» **Dataset entries**
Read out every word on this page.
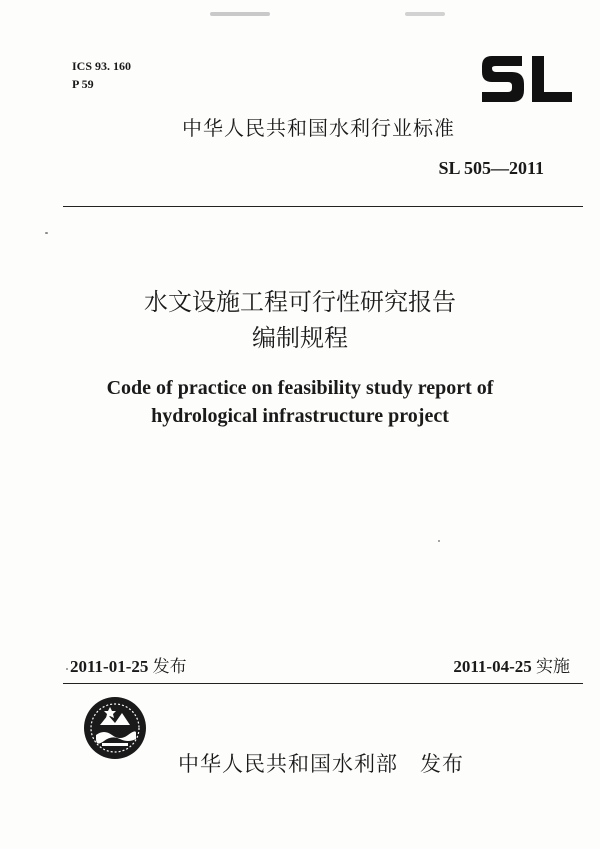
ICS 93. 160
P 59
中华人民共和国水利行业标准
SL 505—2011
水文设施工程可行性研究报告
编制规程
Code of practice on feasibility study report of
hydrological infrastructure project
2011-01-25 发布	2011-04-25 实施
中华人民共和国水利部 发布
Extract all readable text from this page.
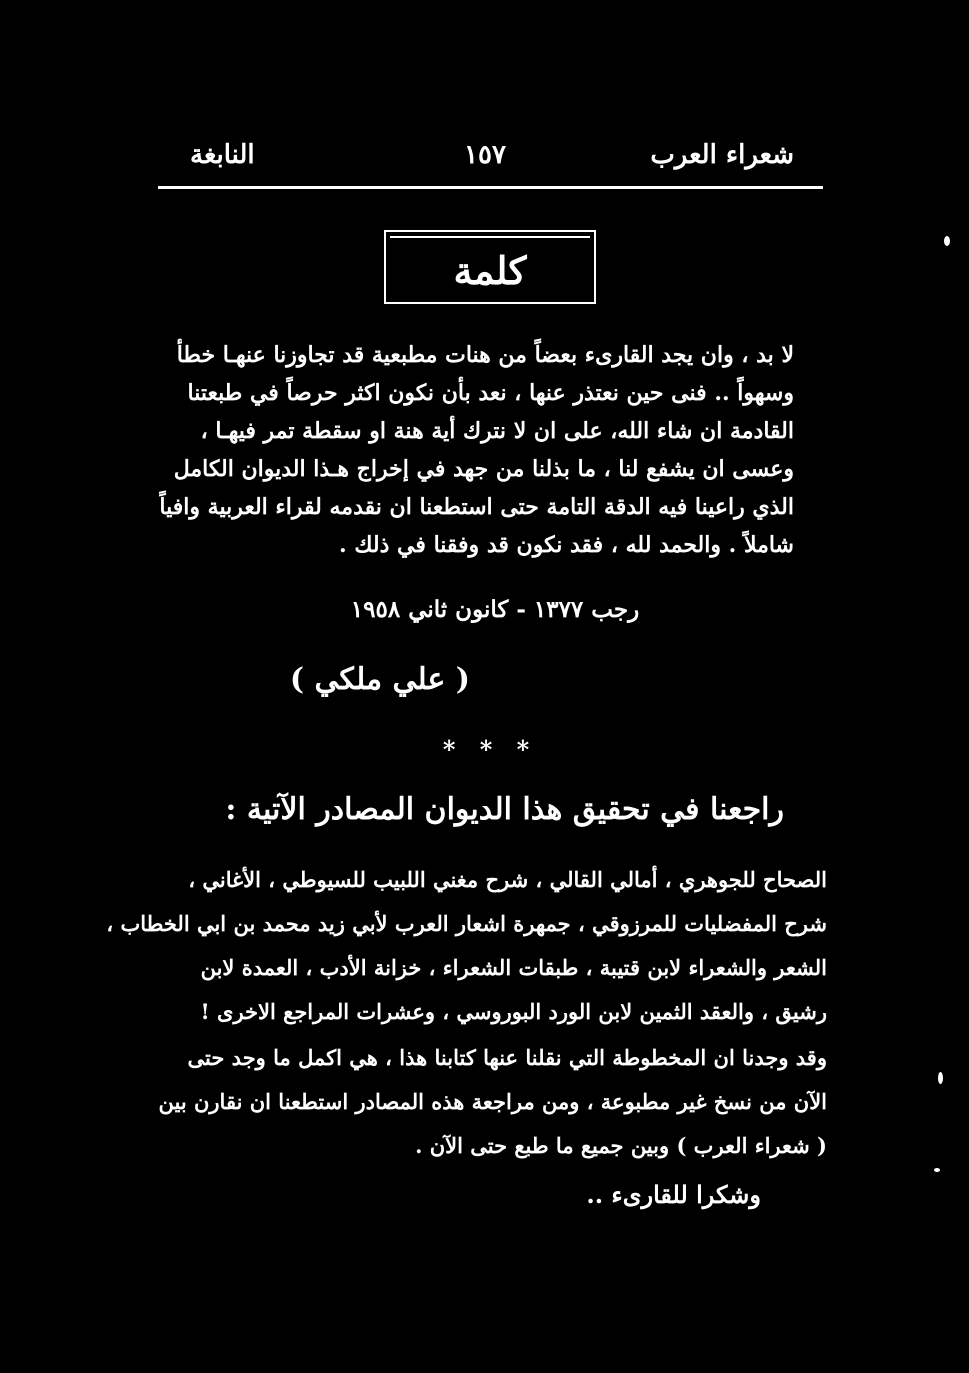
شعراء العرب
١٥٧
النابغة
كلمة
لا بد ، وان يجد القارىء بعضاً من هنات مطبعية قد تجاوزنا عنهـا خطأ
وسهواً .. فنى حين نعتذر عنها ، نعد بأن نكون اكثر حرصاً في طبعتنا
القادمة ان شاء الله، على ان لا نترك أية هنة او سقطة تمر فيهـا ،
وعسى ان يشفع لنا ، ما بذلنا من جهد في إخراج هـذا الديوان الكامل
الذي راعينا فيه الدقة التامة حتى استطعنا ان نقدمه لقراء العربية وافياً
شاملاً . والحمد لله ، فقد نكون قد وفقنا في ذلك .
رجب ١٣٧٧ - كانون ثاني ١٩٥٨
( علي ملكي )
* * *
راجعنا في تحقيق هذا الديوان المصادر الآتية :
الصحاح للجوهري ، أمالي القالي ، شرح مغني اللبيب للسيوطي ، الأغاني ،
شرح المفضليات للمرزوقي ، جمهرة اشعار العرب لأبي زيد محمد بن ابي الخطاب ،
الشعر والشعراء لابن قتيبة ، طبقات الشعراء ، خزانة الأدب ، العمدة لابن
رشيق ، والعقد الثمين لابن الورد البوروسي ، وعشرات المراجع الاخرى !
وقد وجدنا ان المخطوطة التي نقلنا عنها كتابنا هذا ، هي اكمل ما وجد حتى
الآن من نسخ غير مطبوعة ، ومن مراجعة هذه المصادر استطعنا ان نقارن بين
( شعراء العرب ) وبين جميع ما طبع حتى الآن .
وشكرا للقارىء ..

» **GIVEN REQUEST**
Set down the records in full and exactly. Do not carry over any image.

» **THE REPLY**
Read out every word on this page.
ICS 93. 160
P 59
中华人民共和国水利行业标准
SL 505—2011
水文设施工程可行性研究报告
编制规程
Code of practice on feasibility study report of
hydrological infrastructure project
2011-01-25 发布	2011-04-25 实施
中华人民共和国水利部 发布
Extract all readable text from this page.
شعراء العرب
١٥٧
النابغة
كلمة
لا بد ، وان يجد القارىء بعضاً من هنات مطبعية قد تجاوزنا عنهـا خطأ
وسهواً .. فنى حين نعتذر عنها ، نعد بأن نكون اكثر حرصاً في طبعتنا
القادمة ان شاء الله، على ان لا نترك أية هنة او سقطة تمر فيهـا ،
وعسى ان يشفع لنا ، ما بذلنا من جهد في إخراج هـذا الديوان الكامل
الذي راعينا فيه الدقة التامة حتى استطعنا ان نقدمه لقراء العربية وافياً
شاملاً . والحمد لله ، فقد نكون قد وفقنا في ذلك .
رجب ١٣٧٧ - كانون ثاني ١٩٥٨
( علي ملكي )
* * *
راجعنا في تحقيق هذا الديوان المصادر الآتية :
الصحاح للجوهري ، أمالي القالي ، شرح مغني اللبيب للسيوطي ، الأغاني ،
شرح المفضليات للمرزوقي ، جمهرة اشعار العرب لأبي زيد محمد بن ابي الخطاب ،
الشعر والشعراء لابن قتيبة ، طبقات الشعراء ، خزانة الأدب ، العمدة لابن
رشيق ، والعقد الثمين لابن الورد البوروسي ، وعشرات المراجع الاخرى !
وقد وجدنا ان المخطوطة التي نقلنا عنها كتابنا هذا ، هي اكمل ما وجد حتى
الآن من نسخ غير مطبوعة ، ومن مراجعة هذه المصادر استطعنا ان نقارن بين
( شعراء العرب ) وبين جميع ما طبع حتى الآن .
وشكرا للقارىء ..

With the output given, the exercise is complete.